MATERIAL TO PROCESS

###

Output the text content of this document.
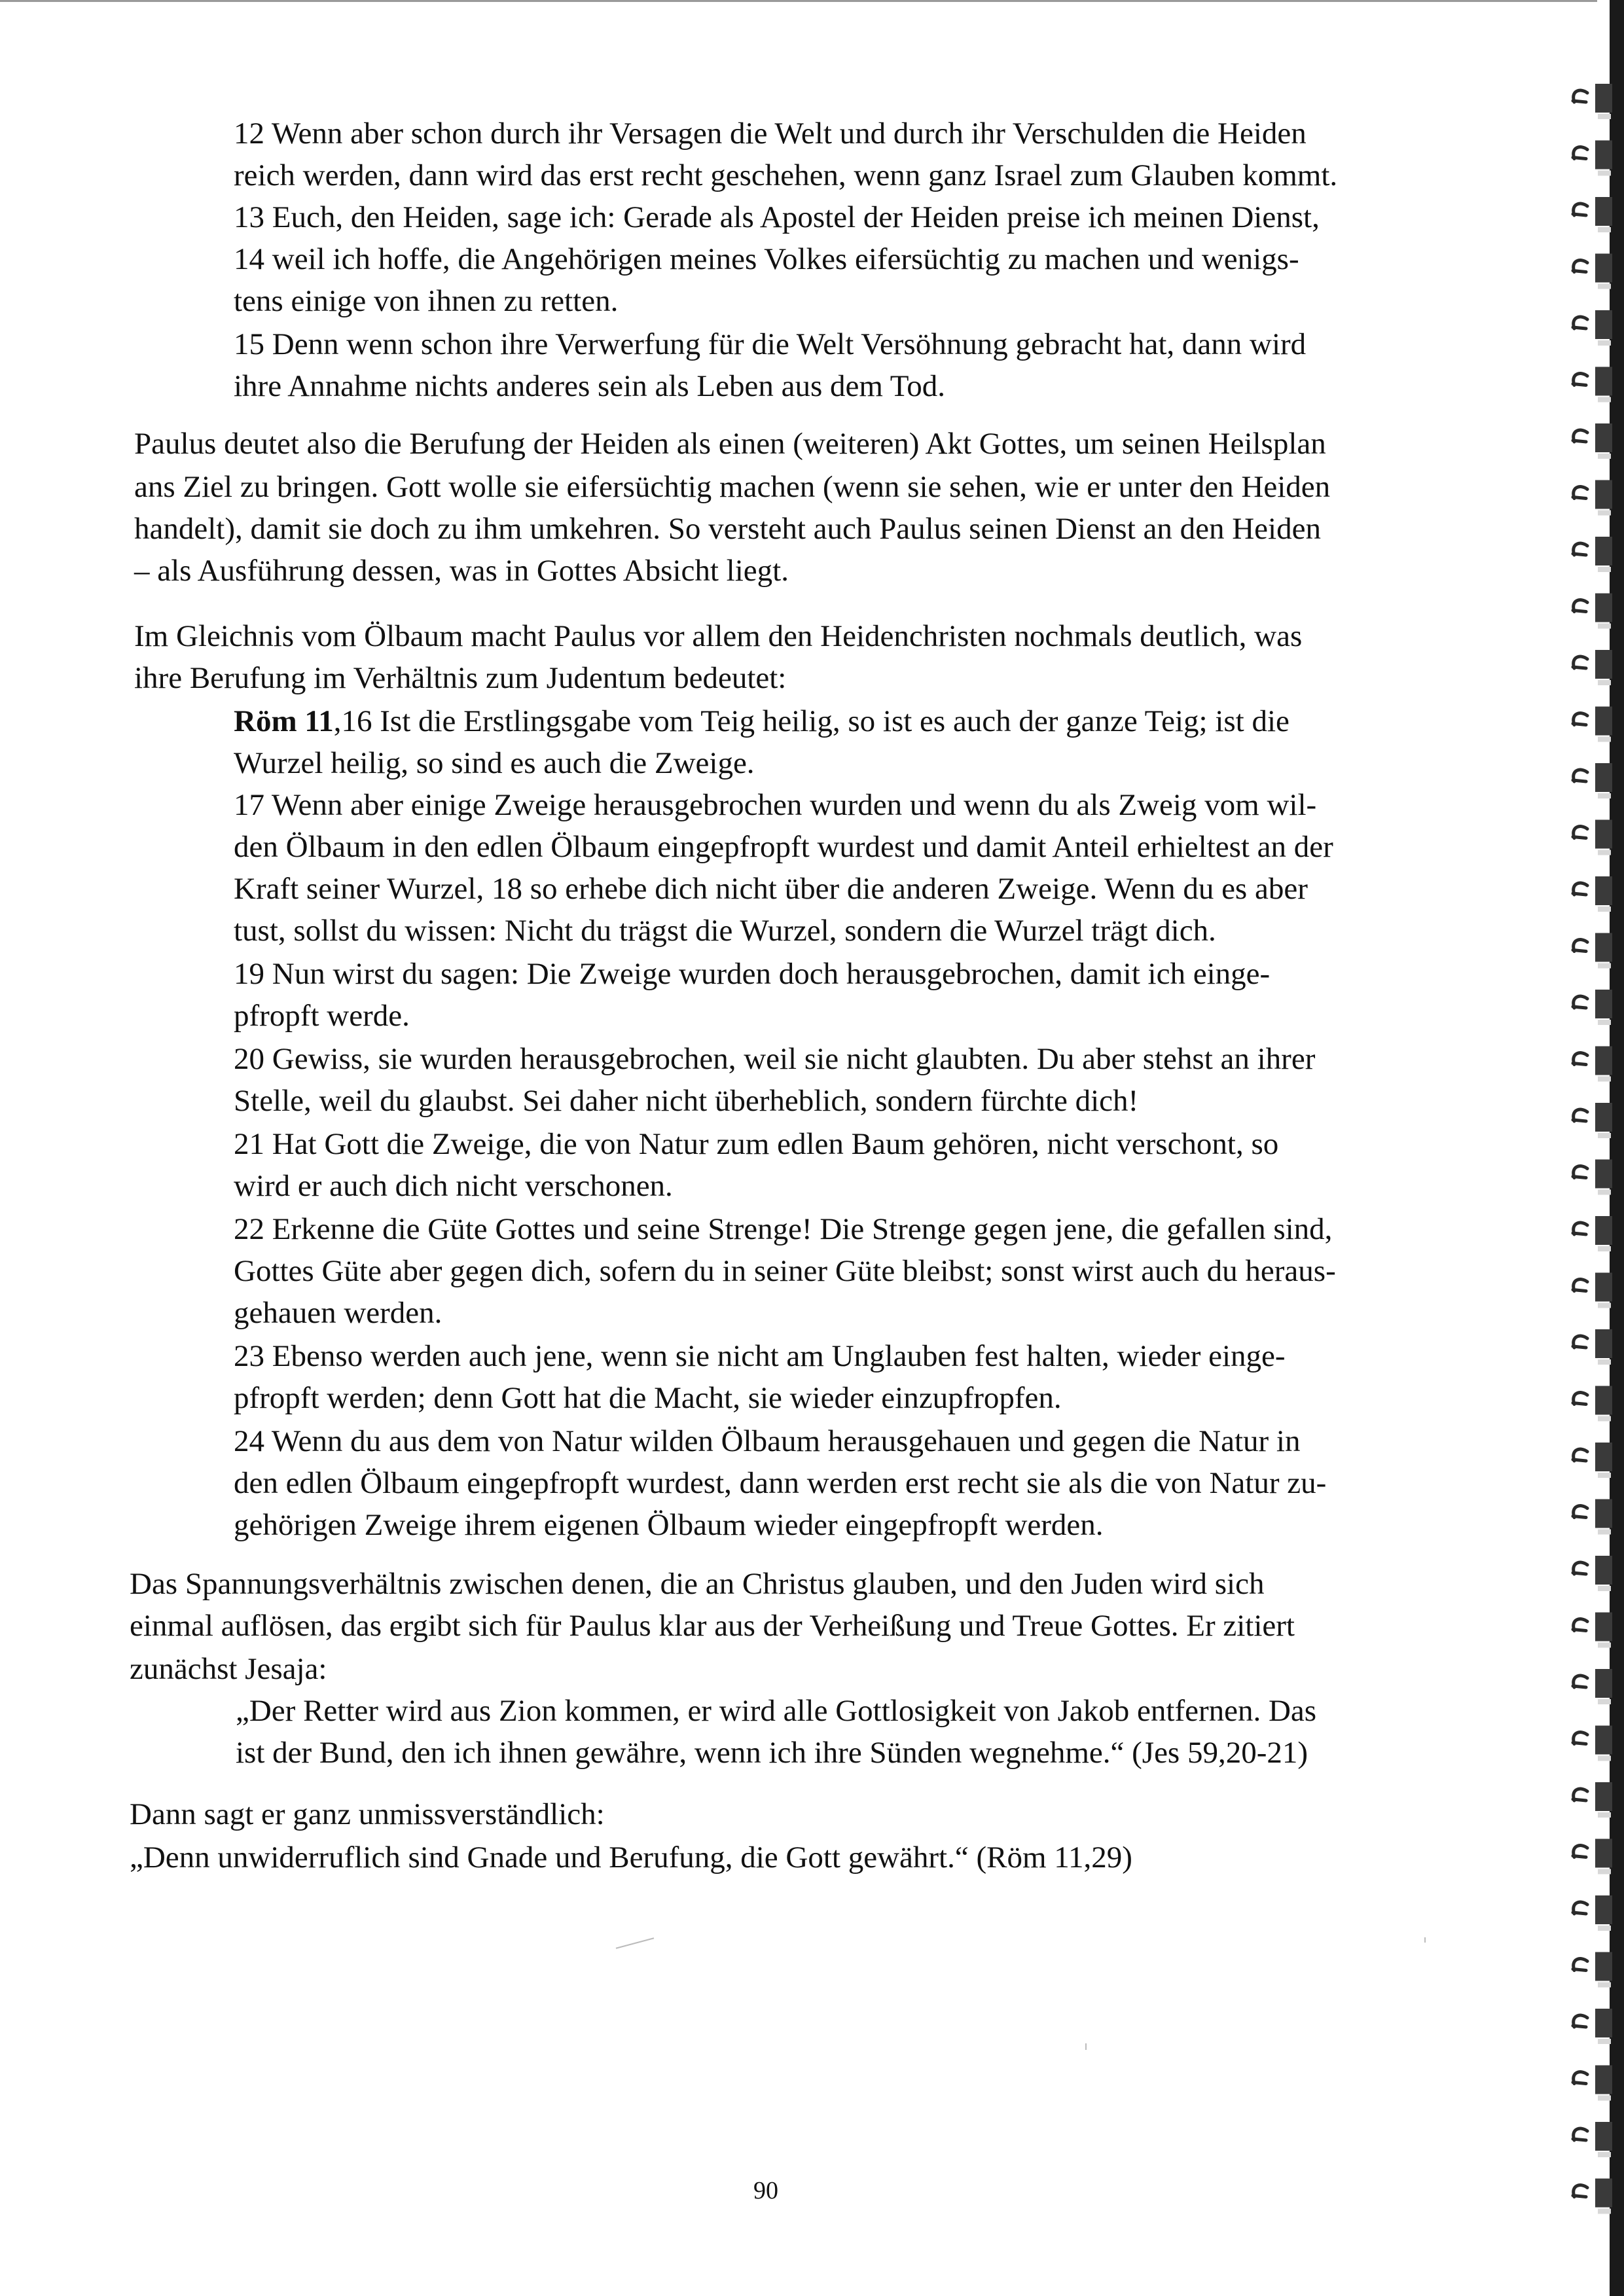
12 Wenn aber schon durch ihr Versagen die Welt und durch ihr Verschulden die Heiden

reich werden, dann wird das erst recht geschehen, wenn ganz Israel zum Glauben kommt.

13 Euch, den Heiden, sage ich: Gerade als Apostel der Heiden preise ich meinen Dienst,

14 weil ich hoffe, die Angehörigen meines Volkes eifersüchtig zu machen und wenigs-

tens einige von ihnen zu retten.

15 Denn wenn schon ihre Verwerfung für die Welt Versöhnung gebracht hat, dann wird

ihre Annahme nichts anderes sein als Leben aus dem Tod.

Paulus deutet also die Berufung der Heiden als einen (weiteren) Akt Gottes, um seinen Heilsplan

ans Ziel zu bringen. Gott wolle sie eifersüchtig machen (wenn sie sehen, wie er unter den Heiden

handelt), damit sie doch zu ihm umkehren. So versteht auch Paulus seinen Dienst an den Heiden

– als Ausführung dessen, was in Gottes Absicht liegt.

Im Gleichnis vom Ölbaum macht Paulus vor allem den Heidenchristen nochmals deutlich, was

ihre Berufung im Verhältnis zum Judentum bedeutet:

Röm 11,16 Ist die Erstlingsgabe vom Teig heilig, so ist es auch der ganze Teig; ist die

Wurzel heilig, so sind es auch die Zweige.

17 Wenn aber einige Zweige herausgebrochen wurden und wenn du als Zweig vom wil-

den Ölbaum in den edlen Ölbaum eingepfropft wurdest und damit Anteil erhieltest an der

Kraft seiner Wurzel, 18 so erhebe dich nicht über die anderen Zweige. Wenn du es aber

tust, sollst du wissen: Nicht du trägst die Wurzel, sondern die Wurzel trägt dich.

19 Nun wirst du sagen: Die Zweige wurden doch herausgebrochen, damit ich einge-

pfropft werde.

20 Gewiss, sie wurden herausgebrochen, weil sie nicht glaubten. Du aber stehst an ihrer

Stelle, weil du glaubst. Sei daher nicht überheblich, sondern fürchte dich!

21 Hat Gott die Zweige, die von Natur zum edlen Baum gehören, nicht verschont, so

wird er auch dich nicht verschonen.

22 Erkenne die Güte Gottes und seine Strenge! Die Strenge gegen jene, die gefallen sind,

Gottes Güte aber gegen dich, sofern du in seiner Güte bleibst; sonst wirst auch du heraus-

gehauen werden.

23 Ebenso werden auch jene, wenn sie nicht am Unglauben fest halten, wieder einge-

pfropft werden; denn Gott hat die Macht, sie wieder einzupfropfen.

24 Wenn du aus dem von Natur wilden Ölbaum herausgehauen und gegen die Natur in

den edlen Ölbaum eingepfropft wurdest, dann werden erst recht sie als die von Natur zu-

gehörigen Zweige ihrem eigenen Ölbaum wieder eingepfropft werden.

Das Spannungsverhältnis zwischen denen, die an Christus glauben, und den Juden wird sich

einmal auflösen, das ergibt sich für Paulus klar aus der Verheißung und Treue Gottes. Er zitiert

zunächst Jesaja:

„Der Retter wird aus Zion kommen, er wird alle Gottlosigkeit von Jakob entfernen. Das

ist der Bund, den ich ihnen gewähre, wenn ich ihre Sünden wegnehme.“ (Jes 59,20-21)

Dann sagt er ganz unmissverständlich:

„Denn unwiderruflich sind Gnade und Berufung, die Gott gewährt.“ (Röm 11,29)

90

###

DIRECTIONS
Using the listing above, gather each line that holds the string "recht" and copy it.

EXERCISE RESULT
reich werden, dann wird das erst recht geschehen, wenn ganz Israel zum Glauben kommt.
den edlen Ölbaum eingepfropft wurdest, dann werden erst recht sie als die von Natur zu-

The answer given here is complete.